REQUIRED TASK: Give the number of lines in the data that hold the word "probability", and nothing else.

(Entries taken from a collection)
## Start
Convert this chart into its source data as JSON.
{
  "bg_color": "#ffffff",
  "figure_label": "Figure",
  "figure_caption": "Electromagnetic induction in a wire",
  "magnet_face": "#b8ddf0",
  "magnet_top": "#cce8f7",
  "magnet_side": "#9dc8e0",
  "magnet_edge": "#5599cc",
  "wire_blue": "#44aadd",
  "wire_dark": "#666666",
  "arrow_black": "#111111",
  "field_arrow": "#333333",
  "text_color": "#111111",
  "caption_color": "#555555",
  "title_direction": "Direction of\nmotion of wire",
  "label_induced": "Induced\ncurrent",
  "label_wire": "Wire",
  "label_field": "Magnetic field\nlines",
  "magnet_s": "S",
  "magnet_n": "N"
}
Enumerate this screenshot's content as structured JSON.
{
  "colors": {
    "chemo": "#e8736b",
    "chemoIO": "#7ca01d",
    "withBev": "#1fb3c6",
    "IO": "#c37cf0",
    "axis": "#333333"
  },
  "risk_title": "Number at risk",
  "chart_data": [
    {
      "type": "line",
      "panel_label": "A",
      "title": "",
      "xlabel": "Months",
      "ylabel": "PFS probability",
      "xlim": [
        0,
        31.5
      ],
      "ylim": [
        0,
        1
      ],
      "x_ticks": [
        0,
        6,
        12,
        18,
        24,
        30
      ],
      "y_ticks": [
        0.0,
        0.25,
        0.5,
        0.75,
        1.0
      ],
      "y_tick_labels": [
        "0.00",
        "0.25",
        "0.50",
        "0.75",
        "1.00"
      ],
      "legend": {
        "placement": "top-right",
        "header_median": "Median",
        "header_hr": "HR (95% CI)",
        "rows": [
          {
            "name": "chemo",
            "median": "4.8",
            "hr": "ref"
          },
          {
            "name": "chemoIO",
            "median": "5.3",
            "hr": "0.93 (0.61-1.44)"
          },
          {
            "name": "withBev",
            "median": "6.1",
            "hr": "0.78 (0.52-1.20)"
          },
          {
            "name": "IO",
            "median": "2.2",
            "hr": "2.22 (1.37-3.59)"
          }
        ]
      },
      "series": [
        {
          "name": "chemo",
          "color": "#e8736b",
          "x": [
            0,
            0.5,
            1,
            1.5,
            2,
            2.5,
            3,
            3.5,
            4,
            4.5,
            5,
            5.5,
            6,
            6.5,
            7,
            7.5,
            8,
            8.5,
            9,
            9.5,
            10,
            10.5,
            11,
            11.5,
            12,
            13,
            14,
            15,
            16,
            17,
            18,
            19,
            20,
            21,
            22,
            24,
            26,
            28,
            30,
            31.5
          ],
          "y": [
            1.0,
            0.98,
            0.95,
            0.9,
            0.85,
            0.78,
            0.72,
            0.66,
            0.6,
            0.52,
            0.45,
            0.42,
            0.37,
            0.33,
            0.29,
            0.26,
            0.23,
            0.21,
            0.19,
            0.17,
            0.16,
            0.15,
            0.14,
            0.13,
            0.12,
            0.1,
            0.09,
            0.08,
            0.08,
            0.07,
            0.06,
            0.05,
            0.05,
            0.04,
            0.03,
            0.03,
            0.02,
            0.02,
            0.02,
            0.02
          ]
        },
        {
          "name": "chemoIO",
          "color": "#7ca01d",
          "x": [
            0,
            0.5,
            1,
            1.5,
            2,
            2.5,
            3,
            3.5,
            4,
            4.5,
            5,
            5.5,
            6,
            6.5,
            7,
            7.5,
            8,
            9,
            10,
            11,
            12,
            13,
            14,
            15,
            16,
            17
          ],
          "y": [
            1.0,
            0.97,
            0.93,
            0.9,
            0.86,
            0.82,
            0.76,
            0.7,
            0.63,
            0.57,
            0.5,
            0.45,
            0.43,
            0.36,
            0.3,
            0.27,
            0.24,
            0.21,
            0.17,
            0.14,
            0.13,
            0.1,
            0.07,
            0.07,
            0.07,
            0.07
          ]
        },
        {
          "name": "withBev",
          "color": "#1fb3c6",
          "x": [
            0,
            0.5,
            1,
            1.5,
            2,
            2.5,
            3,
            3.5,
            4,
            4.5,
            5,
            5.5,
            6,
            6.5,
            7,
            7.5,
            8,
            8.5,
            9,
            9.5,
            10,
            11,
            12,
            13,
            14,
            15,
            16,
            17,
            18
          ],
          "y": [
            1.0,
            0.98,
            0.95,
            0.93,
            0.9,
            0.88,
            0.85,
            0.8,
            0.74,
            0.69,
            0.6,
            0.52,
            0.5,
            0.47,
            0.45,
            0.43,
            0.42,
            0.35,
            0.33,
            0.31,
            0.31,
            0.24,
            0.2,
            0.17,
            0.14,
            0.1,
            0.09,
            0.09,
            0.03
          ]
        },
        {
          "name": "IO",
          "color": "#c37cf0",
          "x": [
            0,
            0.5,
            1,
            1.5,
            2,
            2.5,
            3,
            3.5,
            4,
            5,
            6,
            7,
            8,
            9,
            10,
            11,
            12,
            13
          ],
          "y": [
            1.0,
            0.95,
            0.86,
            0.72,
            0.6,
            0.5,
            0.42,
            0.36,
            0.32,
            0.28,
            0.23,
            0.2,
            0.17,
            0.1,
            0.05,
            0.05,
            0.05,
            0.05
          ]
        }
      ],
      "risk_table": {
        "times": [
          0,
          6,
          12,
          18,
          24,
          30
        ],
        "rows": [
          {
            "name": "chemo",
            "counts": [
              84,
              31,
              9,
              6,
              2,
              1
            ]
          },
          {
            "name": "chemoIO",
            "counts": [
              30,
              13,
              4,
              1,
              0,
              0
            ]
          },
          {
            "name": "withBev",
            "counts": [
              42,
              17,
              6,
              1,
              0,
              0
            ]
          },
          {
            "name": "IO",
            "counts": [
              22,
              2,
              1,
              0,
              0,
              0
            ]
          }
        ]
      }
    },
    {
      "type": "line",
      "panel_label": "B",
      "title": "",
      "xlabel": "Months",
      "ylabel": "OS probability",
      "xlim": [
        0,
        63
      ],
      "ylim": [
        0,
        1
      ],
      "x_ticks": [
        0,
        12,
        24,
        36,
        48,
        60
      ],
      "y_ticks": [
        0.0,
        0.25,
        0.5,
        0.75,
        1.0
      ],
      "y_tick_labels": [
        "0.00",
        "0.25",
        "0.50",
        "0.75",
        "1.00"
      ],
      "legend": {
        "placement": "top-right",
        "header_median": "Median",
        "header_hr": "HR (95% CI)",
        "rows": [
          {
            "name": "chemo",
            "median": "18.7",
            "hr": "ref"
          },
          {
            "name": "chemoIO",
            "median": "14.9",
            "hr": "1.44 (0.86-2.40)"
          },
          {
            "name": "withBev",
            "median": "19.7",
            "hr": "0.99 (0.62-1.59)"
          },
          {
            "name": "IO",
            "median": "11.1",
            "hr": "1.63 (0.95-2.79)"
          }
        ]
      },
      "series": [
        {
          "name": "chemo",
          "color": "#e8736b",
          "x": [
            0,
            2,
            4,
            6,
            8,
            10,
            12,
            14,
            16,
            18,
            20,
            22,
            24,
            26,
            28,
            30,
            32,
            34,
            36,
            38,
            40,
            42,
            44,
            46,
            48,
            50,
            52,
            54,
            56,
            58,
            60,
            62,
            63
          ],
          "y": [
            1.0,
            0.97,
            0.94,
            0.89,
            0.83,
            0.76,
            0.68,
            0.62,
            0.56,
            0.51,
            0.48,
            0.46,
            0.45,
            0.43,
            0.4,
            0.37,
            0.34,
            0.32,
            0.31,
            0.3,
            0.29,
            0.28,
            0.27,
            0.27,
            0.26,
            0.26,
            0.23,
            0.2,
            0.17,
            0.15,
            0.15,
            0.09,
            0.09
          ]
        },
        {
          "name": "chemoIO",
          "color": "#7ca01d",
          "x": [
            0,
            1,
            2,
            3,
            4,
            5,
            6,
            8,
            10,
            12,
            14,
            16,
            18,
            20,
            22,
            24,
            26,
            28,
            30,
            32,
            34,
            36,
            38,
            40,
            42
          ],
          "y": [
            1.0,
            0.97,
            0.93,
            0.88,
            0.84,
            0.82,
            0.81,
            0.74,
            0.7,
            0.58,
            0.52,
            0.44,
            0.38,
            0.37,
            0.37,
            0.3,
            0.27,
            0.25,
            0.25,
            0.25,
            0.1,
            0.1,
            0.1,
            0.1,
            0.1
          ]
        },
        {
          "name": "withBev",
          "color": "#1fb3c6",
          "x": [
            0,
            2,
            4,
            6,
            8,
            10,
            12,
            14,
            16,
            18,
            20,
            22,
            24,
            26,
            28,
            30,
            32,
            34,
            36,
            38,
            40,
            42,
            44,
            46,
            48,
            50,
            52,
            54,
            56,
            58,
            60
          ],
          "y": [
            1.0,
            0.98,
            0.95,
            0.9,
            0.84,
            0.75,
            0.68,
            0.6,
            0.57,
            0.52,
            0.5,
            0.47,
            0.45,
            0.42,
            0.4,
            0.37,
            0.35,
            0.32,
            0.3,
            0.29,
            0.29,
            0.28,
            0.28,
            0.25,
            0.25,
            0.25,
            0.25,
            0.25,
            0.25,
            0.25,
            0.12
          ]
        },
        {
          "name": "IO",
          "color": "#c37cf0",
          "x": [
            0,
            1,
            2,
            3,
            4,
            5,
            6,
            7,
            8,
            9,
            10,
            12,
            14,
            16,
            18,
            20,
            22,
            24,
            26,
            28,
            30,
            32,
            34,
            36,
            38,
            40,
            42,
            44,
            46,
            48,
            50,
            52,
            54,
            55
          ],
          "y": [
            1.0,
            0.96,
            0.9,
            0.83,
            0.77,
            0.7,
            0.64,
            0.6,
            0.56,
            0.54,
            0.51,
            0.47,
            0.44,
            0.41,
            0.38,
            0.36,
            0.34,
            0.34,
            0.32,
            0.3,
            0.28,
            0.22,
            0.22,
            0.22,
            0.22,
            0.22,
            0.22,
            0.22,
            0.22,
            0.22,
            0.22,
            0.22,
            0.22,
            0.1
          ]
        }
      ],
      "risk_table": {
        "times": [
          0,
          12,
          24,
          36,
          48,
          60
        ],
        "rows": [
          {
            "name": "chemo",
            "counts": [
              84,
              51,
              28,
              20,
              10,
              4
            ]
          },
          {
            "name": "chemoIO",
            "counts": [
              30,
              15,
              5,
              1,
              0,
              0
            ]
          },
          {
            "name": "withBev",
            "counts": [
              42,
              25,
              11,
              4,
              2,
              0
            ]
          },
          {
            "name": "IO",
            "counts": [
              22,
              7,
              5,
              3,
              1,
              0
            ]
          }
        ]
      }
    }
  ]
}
## End
THE RESULT: 2